### Instructions for the task
Filter this data down to the lines that hold "amount", and copy them.

### Task material
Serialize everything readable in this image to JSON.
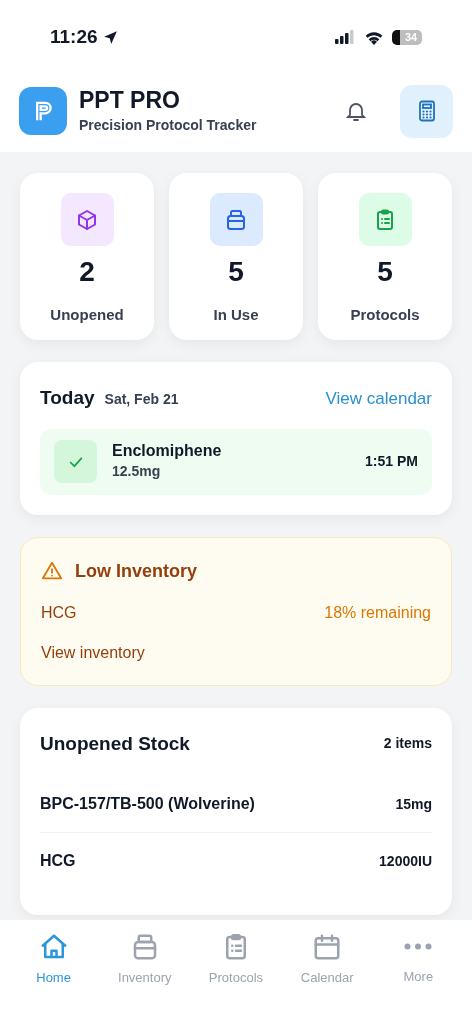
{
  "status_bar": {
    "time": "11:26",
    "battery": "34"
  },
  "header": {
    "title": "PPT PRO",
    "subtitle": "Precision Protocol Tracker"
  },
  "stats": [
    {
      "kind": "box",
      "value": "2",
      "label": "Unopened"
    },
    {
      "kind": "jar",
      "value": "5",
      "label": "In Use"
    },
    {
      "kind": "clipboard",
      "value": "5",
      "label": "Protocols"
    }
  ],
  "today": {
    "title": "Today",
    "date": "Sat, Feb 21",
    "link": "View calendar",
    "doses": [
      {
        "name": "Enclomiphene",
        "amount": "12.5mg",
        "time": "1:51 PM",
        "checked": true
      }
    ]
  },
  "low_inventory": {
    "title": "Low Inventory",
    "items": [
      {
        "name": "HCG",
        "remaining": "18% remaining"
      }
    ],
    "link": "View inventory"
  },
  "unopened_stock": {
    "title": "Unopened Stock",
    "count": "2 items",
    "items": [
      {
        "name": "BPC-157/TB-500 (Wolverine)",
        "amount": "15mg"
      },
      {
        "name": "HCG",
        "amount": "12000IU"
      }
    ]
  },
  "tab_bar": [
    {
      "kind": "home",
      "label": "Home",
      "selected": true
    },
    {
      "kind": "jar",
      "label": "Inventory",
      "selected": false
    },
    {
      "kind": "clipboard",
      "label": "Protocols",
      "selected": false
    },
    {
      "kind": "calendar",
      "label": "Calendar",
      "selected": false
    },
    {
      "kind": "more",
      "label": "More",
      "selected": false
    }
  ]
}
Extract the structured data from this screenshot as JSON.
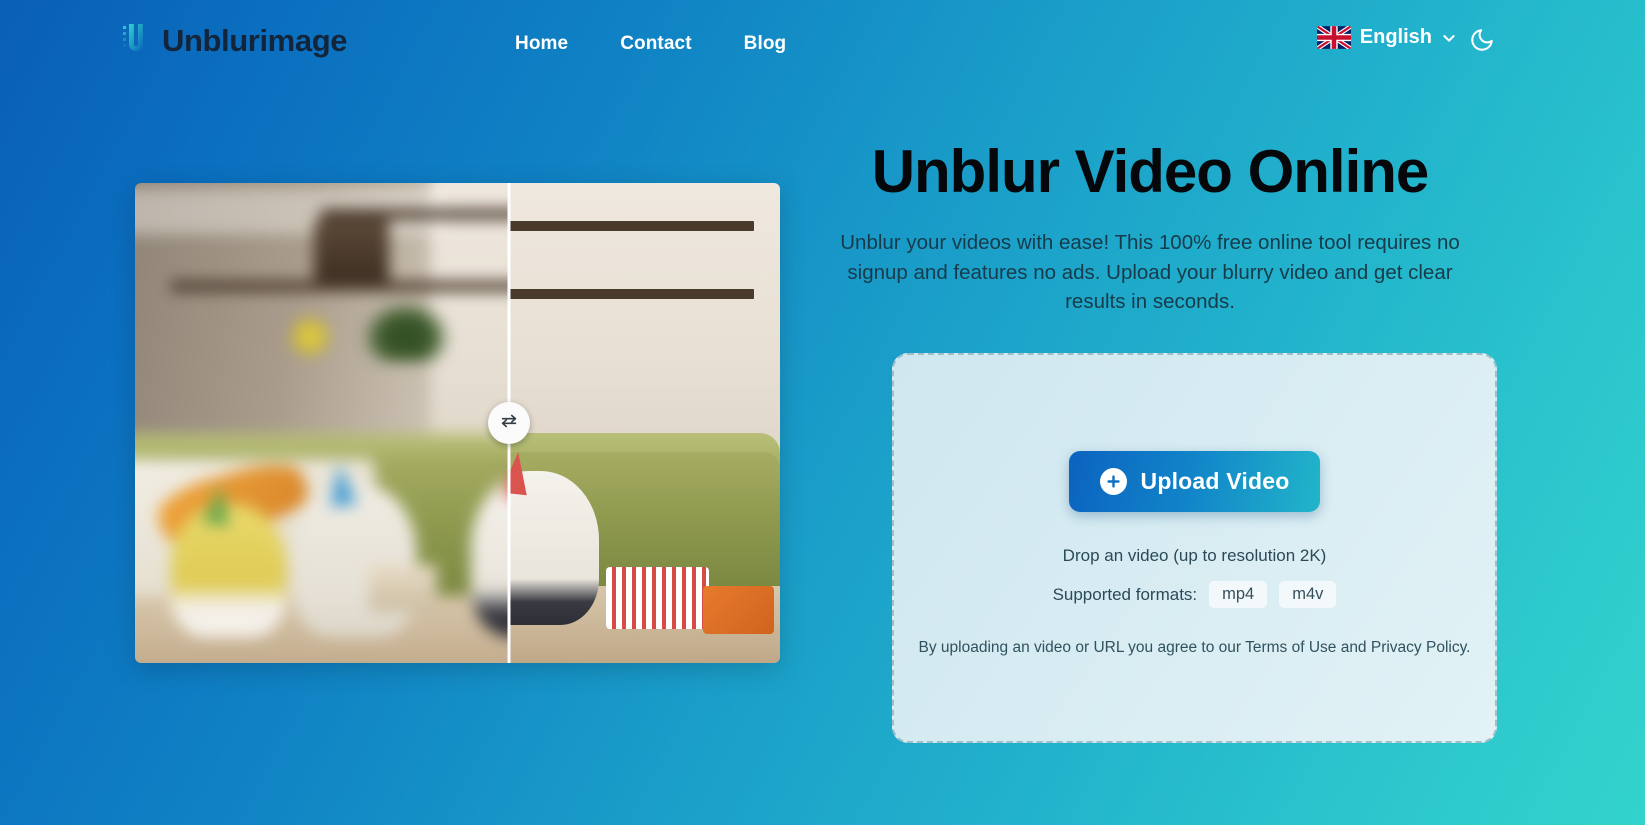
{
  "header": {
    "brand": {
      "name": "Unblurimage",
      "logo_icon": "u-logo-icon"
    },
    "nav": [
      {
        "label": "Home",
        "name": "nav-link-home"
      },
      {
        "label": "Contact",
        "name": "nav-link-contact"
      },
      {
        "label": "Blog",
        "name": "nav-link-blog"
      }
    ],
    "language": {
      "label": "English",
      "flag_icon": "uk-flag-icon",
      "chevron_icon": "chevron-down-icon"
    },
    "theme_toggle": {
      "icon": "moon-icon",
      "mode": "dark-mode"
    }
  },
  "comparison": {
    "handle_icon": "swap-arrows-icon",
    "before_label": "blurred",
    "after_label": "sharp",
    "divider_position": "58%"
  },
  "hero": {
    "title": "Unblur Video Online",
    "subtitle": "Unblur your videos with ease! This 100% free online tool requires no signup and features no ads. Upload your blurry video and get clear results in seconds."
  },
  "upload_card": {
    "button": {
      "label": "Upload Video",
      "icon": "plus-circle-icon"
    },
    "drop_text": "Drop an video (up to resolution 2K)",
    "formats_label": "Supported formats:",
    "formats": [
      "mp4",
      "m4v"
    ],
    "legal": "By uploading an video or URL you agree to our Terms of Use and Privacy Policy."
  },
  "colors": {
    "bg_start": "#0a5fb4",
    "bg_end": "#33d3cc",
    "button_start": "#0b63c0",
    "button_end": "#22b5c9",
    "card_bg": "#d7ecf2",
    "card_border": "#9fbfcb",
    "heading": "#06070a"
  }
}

### Finished exercise
        "amount": "12.5mg",
        "amount": "15mg"
        "amount": "12000IU"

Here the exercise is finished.